## BEGIN
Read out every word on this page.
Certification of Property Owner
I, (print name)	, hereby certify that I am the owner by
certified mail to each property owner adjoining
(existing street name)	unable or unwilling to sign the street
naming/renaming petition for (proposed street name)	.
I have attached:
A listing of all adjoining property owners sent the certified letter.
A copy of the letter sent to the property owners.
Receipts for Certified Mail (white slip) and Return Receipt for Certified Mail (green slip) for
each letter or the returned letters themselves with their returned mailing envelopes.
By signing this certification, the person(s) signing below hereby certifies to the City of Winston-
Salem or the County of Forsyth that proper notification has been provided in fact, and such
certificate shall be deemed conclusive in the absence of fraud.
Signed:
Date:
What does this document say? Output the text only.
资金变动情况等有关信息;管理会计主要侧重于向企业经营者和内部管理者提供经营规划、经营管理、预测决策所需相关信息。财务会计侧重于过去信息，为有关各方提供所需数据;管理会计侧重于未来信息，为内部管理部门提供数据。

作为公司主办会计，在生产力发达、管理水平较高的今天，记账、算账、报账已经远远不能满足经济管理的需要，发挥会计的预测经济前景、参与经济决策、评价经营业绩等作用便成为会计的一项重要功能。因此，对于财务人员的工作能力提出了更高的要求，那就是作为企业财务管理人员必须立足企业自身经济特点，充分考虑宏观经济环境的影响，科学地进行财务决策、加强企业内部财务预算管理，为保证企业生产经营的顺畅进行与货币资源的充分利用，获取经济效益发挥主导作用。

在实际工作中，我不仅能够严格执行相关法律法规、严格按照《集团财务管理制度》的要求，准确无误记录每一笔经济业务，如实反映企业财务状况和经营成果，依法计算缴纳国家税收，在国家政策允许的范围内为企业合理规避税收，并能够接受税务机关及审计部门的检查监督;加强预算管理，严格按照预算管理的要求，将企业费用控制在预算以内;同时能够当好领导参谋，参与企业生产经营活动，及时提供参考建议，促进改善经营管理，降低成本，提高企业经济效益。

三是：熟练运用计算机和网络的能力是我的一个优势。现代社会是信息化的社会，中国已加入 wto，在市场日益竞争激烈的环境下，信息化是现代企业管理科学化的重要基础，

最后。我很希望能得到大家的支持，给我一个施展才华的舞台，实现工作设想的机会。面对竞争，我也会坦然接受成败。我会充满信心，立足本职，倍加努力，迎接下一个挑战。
## END
[Task objective]: All of the entries above must be quoted exactly.

[Exercise solution]:
Read out every word on this page.
Certification of Property Owner
I, (print name)	, hereby certify that I am the owner by
certified mail to each property owner adjoining
(existing street name)	unable or unwilling to sign the street
naming/renaming petition for (proposed street name)	.
I have attached:
A listing of all adjoining property owners sent the certified letter.
A copy of the letter sent to the property owners.
Receipts for Certified Mail (white slip) and Return Receipt for Certified Mail (green slip) for
each letter or the returned letters themselves with their returned mailing envelopes.
By signing this certification, the person(s) signing below hereby certifies to the City of Winston-
Salem or the County of Forsyth that proper notification has been provided in fact, and such
certificate shall be deemed conclusive in the absence of fraud.
Signed:
Date:
What does this document say? Output the text only.
资金变动情况等有关信息;管理会计主要侧重于向企业经营者和内部管理者提供经营规划、经营管理、预测决策所需相关信息。财务会计侧重于过去信息，为有关各方提供所需数据;管理会计侧重于未来信息，为内部管理部门提供数据。

作为公司主办会计，在生产力发达、管理水平较高的今天，记账、算账、报账已经远远不能满足经济管理的需要，发挥会计的预测经济前景、参与经济决策、评价经营业绩等作用便成为会计的一项重要功能。因此，对于财务人员的工作能力提出了更高的要求，那就是作为企业财务管理人员必须立足企业自身经济特点，充分考虑宏观经济环境的影响，科学地进行财务决策、加强企业内部财务预算管理，为保证企业生产经营的顺畅进行与货币资源的充分利用，获取经济效益发挥主导作用。

在实际工作中，我不仅能够严格执行相关法律法规、严格按照《集团财务管理制度》的要求，准确无误记录每一笔经济业务，如实反映企业财务状况和经营成果，依法计算缴纳国家税收，在国家政策允许的范围内为企业合理规避税收，并能够接受税务机关及审计部门的检查监督;加强预算管理，严格按照预算管理的要求，将企业费用控制在预算以内;同时能够当好领导参谋，参与企业生产经营活动，及时提供参考建议，促进改善经营管理，降低成本，提高企业经济效益。

三是：熟练运用计算机和网络的能力是我的一个优势。现代社会是信息化的社会，中国已加入 wto，在市场日益竞争激烈的环境下，信息化是现代企业管理科学化的重要基础，

最后。我很希望能得到大家的支持，给我一个施展才华的舞台，实现工作设想的机会。面对竞争，我也会坦然接受成败。我会充满信心，立足本职，倍加努力，迎接下一个挑战。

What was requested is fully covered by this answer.